- _Task directions_
Reproduce every line of the material below word for word, keeping the original order.

--- The input ---

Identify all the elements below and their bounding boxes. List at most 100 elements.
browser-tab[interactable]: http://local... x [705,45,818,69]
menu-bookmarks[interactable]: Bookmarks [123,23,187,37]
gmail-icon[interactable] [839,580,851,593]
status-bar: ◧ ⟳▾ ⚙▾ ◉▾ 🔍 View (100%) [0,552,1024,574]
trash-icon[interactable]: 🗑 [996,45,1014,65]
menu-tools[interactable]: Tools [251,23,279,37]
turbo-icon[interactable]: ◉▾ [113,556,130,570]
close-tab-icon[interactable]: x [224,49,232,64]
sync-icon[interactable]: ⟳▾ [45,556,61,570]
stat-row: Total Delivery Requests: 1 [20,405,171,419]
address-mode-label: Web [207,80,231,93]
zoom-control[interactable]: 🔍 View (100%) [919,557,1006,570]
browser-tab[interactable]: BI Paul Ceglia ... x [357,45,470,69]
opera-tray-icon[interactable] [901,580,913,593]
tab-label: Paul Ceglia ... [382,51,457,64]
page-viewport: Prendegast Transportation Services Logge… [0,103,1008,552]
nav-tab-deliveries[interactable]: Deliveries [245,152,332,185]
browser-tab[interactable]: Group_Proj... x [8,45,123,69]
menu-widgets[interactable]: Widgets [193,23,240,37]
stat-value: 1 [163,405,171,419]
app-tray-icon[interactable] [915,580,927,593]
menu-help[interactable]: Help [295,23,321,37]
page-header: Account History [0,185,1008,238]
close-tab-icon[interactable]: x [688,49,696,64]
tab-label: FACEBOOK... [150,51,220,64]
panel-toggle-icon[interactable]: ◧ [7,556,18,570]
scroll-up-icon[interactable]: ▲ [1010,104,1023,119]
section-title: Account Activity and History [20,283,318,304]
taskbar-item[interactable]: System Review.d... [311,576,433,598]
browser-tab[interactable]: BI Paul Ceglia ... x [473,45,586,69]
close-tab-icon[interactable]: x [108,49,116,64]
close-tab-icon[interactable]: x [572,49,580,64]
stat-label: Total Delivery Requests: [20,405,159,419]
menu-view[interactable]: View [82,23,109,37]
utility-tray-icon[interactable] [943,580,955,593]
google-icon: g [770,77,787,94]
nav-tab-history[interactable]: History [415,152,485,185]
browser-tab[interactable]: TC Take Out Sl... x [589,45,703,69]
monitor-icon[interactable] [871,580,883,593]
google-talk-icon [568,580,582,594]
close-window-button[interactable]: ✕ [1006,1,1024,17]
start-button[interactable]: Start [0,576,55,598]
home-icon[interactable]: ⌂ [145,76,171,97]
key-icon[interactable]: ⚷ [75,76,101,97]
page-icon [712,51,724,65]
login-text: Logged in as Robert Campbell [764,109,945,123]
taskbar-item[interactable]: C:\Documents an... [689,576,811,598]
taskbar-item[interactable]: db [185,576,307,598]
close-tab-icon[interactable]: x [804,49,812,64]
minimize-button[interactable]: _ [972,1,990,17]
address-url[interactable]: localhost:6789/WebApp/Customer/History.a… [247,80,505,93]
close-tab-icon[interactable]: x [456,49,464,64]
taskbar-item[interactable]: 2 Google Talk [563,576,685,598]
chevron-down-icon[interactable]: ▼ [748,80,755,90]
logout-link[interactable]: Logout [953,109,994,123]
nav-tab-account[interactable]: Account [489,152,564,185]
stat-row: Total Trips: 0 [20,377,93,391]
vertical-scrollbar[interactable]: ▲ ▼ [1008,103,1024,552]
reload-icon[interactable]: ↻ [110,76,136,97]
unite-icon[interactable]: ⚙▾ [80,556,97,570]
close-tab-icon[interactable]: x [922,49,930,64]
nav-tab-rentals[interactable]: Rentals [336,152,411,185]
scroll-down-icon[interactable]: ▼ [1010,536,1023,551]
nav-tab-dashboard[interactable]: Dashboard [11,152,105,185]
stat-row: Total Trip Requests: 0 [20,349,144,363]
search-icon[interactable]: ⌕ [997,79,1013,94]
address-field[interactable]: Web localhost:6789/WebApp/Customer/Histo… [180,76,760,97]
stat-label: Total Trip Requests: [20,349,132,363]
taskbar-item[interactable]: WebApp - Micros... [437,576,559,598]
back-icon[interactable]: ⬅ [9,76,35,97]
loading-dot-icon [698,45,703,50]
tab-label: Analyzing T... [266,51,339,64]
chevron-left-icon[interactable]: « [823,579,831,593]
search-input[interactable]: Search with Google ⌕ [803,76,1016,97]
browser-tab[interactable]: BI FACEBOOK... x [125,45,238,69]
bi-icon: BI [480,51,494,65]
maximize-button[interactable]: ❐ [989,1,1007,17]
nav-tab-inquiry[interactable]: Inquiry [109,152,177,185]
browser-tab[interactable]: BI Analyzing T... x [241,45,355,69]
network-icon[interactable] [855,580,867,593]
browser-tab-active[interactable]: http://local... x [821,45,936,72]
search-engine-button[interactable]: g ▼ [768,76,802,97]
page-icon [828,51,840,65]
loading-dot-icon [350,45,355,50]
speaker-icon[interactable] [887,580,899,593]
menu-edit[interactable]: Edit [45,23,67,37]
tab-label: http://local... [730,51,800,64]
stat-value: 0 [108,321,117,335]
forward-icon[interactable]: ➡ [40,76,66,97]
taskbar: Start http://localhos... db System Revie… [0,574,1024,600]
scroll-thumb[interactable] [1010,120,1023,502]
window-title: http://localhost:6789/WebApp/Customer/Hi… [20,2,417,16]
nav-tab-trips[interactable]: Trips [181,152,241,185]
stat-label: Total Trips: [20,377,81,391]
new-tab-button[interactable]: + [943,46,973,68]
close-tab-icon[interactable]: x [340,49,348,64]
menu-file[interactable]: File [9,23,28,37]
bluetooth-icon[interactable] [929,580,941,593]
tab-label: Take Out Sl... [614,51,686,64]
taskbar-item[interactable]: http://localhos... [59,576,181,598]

---

- _Written reply_
Identify all the elements below and their bounding boxes. List at most 100 elements.
browser-tab[interactable]: http://local... x [705,45,818,69]
menu-bookmarks[interactable]: Bookmarks [123,23,187,37]
gmail-icon[interactable] [839,580,851,593]
status-bar: ◧ ⟳▾ ⚙▾ ◉▾ 🔍 View (100%) [0,552,1024,574]
trash-icon[interactable]: 🗑 [996,45,1014,65]
menu-tools[interactable]: Tools [251,23,279,37]
turbo-icon[interactable]: ◉▾ [113,556,130,570]
close-tab-icon[interactable]: x [224,49,232,64]
sync-icon[interactable]: ⟳▾ [45,556,61,570]
stat-row: Total Delivery Requests: 1 [20,405,171,419]
address-mode-label: Web [207,80,231,93]
zoom-control[interactable]: 🔍 View (100%) [919,557,1006,570]
browser-tab[interactable]: BI Paul Ceglia ... x [357,45,470,69]
opera-tray-icon[interactable] [901,580,913,593]
tab-label: Paul Ceglia ... [382,51,457,64]
page-viewport: Prendegast Transportation Services Logge… [0,103,1008,552]
nav-tab-deliveries[interactable]: Deliveries [245,152,332,185]
browser-tab[interactable]: Group_Proj... x [8,45,123,69]
menu-widgets[interactable]: Widgets [193,23,240,37]
stat-value: 1 [163,405,171,419]
app-tray-icon[interactable] [915,580,927,593]
menu-help[interactable]: Help [295,23,321,37]
page-header: Account History [0,185,1008,238]
close-tab-icon[interactable]: x [688,49,696,64]
tab-label: FACEBOOK... [150,51,220,64]
panel-toggle-icon[interactable]: ◧ [7,556,18,570]
scroll-up-icon[interactable]: ▲ [1010,104,1023,119]
section-title: Account Activity and History [20,283,318,304]
taskbar-item[interactable]: System Review.d... [311,576,433,598]
browser-tab[interactable]: BI Paul Ceglia ... x [473,45,586,69]
close-tab-icon[interactable]: x [108,49,116,64]
close-tab-icon[interactable]: x [572,49,580,64]
stat-label: Total Delivery Requests: [20,405,159,419]
menu-view[interactable]: View [82,23,109,37]
utility-tray-icon[interactable] [943,580,955,593]
google-icon: g [770,77,787,94]
nav-tab-history[interactable]: History [415,152,485,185]
browser-tab[interactable]: TC Take Out Sl... x [589,45,703,69]
monitor-icon[interactable] [871,580,883,593]
google-talk-icon [568,580,582,594]
close-window-button[interactable]: ✕ [1006,1,1024,17]
start-button[interactable]: Start [0,576,55,598]
home-icon[interactable]: ⌂ [145,76,171,97]
key-icon[interactable]: ⚷ [75,76,101,97]
page-icon [712,51,724,65]
login-text: Logged in as Robert Campbell [764,109,945,123]
taskbar-item[interactable]: C:\Documents an... [689,576,811,598]
taskbar-item[interactable]: db [185,576,307,598]
close-tab-icon[interactable]: x [804,49,812,64]
minimize-button[interactable]: _ [972,1,990,17]
address-url[interactable]: localhost:6789/WebApp/Customer/History.a… [247,80,505,93]
close-tab-icon[interactable]: x [456,49,464,64]
taskbar-item[interactable]: 2 Google Talk [563,576,685,598]
chevron-down-icon[interactable]: ▼ [748,80,755,90]
logout-link[interactable]: Logout [953,109,994,123]
nav-tab-account[interactable]: Account [489,152,564,185]
stat-row: Total Trips: 0 [20,377,93,391]
vertical-scrollbar[interactable]: ▲ ▼ [1008,103,1024,552]
reload-icon[interactable]: ↻ [110,76,136,97]
unite-icon[interactable]: ⚙▾ [80,556,97,570]
close-tab-icon[interactable]: x [922,49,930,64]
nav-tab-rentals[interactable]: Rentals [336,152,411,185]
scroll-down-icon[interactable]: ▼ [1010,536,1023,551]
nav-tab-dashboard[interactable]: Dashboard [11,152,105,185]
stat-row: Total Trip Requests: 0 [20,349,144,363]
search-icon[interactable]: ⌕ [997,79,1013,94]
address-field[interactable]: Web localhost:6789/WebApp/Customer/Histo… [180,76,760,97]
stat-label: Total Trip Requests: [20,349,132,363]
taskbar-item[interactable]: WebApp - Micros... [437,576,559,598]
back-icon[interactable]: ⬅ [9,76,35,97]
loading-dot-icon [698,45,703,50]
tab-label: Analyzing T... [266,51,339,64]
chevron-left-icon[interactable]: « [823,579,831,593]
search-input[interactable]: Search with Google ⌕ [803,76,1016,97]
browser-tab[interactable]: BI FACEBOOK... x [125,45,238,69]
bi-icon: BI [480,51,494,65]
maximize-button[interactable]: ❐ [989,1,1007,17]
nav-tab-inquiry[interactable]: Inquiry [109,152,177,185]
browser-tab[interactable]: BI Analyzing T... x [241,45,355,69]
network-icon[interactable] [855,580,867,593]
browser-tab-active[interactable]: http://local... x [821,45,936,72]
search-engine-button[interactable]: g ▼ [768,76,802,97]
page-icon [828,51,840,65]
loading-dot-icon [350,45,355,50]
speaker-icon[interactable] [887,580,899,593]
menu-edit[interactable]: Edit [45,23,67,37]
tab-label: http://local... [730,51,800,64]
stat-value: 0 [108,321,117,335]
forward-icon[interactable]: ➡ [40,76,66,97]
taskbar: Start http://localhos... db System Revie… [0,574,1024,600]
scroll-thumb[interactable] [1010,120,1023,502]
window-title: http://localhost:6789/WebApp/Customer/Hi… [20,2,417,16]
nav-tab-trips[interactable]: Trips [181,152,241,185]
stat-label: Total Trips: [20,377,81,391]
new-tab-button[interactable]: + [943,46,973,68]
close-tab-icon[interactable]: x [340,49,348,64]
menu-file[interactable]: File [9,23,28,37]
bluetooth-icon[interactable] [929,580,941,593]
tab-label: Take Out Sl... [614,51,686,64]
taskbar-item[interactable]: http://localhos... [59,576,181,598]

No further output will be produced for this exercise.